**Document extract**
________________________

The End of the Single-Attempt System
For generations, board exams in India have been a synonym for immense pressure, defined by a single timetable, one question paper, and just one chance to perform. An illness, a family emergency, or simply having a bad day could disproportionately impact a student's academic record, college admissions, and future career paths. This rigid model is now being decisively challenged.
Under the directives of NEP 2020 and the National Curriculum Framework (NCF), the Union government has pushed all school boards to redesign examinations. The core idea is to make assessments more flexible, focused on core competencies, and significantly reduce student stress. A central recommendation was to conduct Class 10 and 12 board exams at least twice a year, allowing learners to retain their best score. By the end of 2025, this policy intent has solidified into concrete implementation roadmaps across the country.
CBSE Leads the Transformation as States Follow
As the largest national board, the Central Board of Secondary Education (CBSE) has set the template for this nationwide shift. From the 2025-26 academic year, CBSE will conduct Class 10 board examinations twice annually. The first exam, scheduled around February, will be mandatory for all students. A second, optional phase in May will allow students to improve their scores or recover from an unsatisfactory first attempt.
Results for the first phase will be declared in April, with second-phase results coming in June. Crucially, the final marksheet will reflect the best score from the two attempts, effectively ending the concept of a single, final exam. Officials have clarified that the second exam is not compulsory and should be viewed purely as an opportunity for improvement, with identical syllabus and evaluation standards across both phases. While initially for Class 10, this framework is expected to extend to Class 12 in subsequent cycles.
The CBSE move has triggered a wave of similar announcements from state boards in 2025:
- Madhya Pradesh has adopted a twice-a-year model for both Class 10 and 12, retaining the better of the two performances.
- Gujarat's GSEB has approved two annual board exams for secondary and higher secondary students, positioning the second as an improvement option.
- Haryana has introduced a comparable system, framing the second exam as a pressure-relief mechanism.
- Rajasthan has announced plans to follow CBSE's model from the 2026-27 academic year.
- Chhattisgarh implemented the two-exam pattern for 2025, with the first in March and a second chance in June-July.
Karnataka's Pioneering Three-Exam Model and Tamil Nadu's Divergent Path
While most states are moving to two exams, Karnataka has been a pioneer, introducing up to three exam opportunities annually for its state board students since the 2023-24 academic year. Students can appear in one, two, or all three windows, with the best score counted. This model erases the distinction between "regular" and "supplementary" exams, creating a continuous improvement system.
In a contrasting decision, Tamil Nadu has chosen to reduce external assessments. In October 2025, the state government abolished the Class 11 (Plus One) public examination from the 2025-26 academic year, reverting to internal school-based assessment. This decision, responding to long-standing demands from teachers and schools, phases out the exam over a five-year transition period until March 2030 for repeaters only.
Rationale and the Road Ahead
The shift to multiple exam opportunities is framed by policymakers as a combined mental health intervention, equity measure, and academic reform. It aims to reduce anxiety, provide a buffer against unforeseen disruptions, and acknowledge that a single day's performance is an imperfect measure of a student's learning or capabilities.
For higher education, this system could widen the pool of eligible candidates, especially in competitive streams where even a marginal improvement in board marks can be crucial. The year 2025 was marked by the institutionalisation of these changes, with boards locking in timelines, issuing circulars, and schools recalibrating their guidance to students—treating the first attempt as primary and the second as a safety net.
This collective move signals a fundamental reimagining of India's board exams: from a solitary, do-or-die event to a more humane process that offers choice, recovery, and genuine opportunity for every student to perform at their best.

________________________

**Extracted records**
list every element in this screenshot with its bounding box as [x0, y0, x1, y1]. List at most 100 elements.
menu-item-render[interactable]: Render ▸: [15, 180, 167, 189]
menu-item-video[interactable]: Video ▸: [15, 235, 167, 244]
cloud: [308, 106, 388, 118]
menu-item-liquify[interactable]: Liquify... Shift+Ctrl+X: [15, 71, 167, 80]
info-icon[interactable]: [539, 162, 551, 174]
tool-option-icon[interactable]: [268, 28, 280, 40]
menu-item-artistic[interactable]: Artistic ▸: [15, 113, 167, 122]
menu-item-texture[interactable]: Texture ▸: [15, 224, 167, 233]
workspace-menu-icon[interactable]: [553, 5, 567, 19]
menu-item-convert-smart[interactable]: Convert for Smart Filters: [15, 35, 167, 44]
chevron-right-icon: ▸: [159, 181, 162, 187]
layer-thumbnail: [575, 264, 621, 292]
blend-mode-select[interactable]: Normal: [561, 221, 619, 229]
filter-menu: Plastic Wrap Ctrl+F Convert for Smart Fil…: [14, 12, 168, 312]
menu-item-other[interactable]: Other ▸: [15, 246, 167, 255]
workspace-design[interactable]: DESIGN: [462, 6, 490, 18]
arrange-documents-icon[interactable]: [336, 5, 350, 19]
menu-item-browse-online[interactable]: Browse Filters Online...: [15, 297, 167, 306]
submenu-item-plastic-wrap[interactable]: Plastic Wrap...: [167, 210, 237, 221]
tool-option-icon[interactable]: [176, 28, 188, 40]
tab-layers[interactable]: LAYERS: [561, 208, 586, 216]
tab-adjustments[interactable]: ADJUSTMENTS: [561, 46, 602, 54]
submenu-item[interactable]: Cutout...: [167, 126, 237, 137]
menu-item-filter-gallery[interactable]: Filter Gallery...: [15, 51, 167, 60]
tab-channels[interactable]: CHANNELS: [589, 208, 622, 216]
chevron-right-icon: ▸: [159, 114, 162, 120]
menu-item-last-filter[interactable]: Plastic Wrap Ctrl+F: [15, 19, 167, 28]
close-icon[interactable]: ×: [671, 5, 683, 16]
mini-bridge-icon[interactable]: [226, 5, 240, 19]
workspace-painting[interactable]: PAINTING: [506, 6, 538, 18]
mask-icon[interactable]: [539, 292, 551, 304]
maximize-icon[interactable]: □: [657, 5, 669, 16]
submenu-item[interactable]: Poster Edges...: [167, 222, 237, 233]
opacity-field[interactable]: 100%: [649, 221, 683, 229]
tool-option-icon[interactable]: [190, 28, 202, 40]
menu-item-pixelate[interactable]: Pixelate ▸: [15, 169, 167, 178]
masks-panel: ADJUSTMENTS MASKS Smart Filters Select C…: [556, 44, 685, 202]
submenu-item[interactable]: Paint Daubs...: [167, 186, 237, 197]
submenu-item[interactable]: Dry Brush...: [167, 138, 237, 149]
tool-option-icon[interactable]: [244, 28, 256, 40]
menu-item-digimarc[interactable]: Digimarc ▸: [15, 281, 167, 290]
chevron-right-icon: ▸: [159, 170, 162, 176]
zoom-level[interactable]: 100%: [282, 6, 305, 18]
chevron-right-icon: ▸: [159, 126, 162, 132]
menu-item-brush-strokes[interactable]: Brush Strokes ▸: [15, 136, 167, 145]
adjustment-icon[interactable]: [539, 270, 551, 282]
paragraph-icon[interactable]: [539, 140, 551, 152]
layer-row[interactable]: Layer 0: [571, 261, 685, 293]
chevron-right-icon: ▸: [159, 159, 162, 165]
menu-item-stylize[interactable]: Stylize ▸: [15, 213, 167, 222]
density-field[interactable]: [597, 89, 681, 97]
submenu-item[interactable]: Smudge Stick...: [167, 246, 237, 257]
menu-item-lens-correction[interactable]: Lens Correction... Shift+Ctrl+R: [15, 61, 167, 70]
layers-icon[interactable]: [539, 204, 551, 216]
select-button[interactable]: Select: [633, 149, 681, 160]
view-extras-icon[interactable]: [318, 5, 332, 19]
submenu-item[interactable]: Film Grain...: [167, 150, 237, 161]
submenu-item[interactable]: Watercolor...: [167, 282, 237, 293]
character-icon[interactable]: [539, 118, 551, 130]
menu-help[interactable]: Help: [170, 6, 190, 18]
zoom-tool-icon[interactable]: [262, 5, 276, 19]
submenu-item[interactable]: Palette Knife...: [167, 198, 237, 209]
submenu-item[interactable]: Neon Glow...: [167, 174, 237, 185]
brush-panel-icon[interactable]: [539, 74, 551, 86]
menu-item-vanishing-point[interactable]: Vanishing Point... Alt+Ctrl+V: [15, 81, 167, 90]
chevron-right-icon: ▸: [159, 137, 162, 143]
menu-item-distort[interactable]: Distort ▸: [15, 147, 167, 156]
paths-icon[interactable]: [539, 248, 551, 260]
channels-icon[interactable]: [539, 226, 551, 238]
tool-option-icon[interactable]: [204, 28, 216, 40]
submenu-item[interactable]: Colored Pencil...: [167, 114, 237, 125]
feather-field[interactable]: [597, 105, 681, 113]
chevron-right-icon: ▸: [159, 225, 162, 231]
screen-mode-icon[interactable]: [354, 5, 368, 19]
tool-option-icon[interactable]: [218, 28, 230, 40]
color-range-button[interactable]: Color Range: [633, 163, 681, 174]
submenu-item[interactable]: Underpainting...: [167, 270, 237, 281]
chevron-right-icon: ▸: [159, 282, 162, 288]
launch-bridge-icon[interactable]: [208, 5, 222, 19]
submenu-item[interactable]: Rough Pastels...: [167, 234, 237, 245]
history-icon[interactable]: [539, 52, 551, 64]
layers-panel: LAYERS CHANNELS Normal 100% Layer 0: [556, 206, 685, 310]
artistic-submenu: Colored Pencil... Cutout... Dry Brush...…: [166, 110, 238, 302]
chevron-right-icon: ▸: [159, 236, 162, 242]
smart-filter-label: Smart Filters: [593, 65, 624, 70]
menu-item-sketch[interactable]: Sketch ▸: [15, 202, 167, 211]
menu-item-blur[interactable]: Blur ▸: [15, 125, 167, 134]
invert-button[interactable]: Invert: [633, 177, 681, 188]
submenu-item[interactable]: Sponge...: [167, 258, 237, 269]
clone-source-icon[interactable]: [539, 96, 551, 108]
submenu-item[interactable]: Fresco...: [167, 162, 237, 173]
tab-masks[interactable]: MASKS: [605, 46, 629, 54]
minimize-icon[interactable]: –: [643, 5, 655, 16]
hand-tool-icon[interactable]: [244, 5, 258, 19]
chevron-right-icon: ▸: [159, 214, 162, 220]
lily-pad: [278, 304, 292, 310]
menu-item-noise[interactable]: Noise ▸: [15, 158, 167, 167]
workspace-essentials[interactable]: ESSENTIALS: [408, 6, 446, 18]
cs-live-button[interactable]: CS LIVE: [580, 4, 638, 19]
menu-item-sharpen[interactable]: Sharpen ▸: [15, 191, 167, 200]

________________________

**The exercise**
Reproduce the passage from the board exams text word for word, starting at "Rationale and the" and ending at "learning or capabilities.".

**Result of this task**
Rationale and the Road Ahead
The shift to multiple exam opportunities is framed by policymakers as a combined mental health intervention, equity measure, and academic reform. It aims to reduce anxiety, provide a buffer against unforeseen disruptions, and acknowledge that a single day's performance is an imperfect measure of a student's learning or capabilities.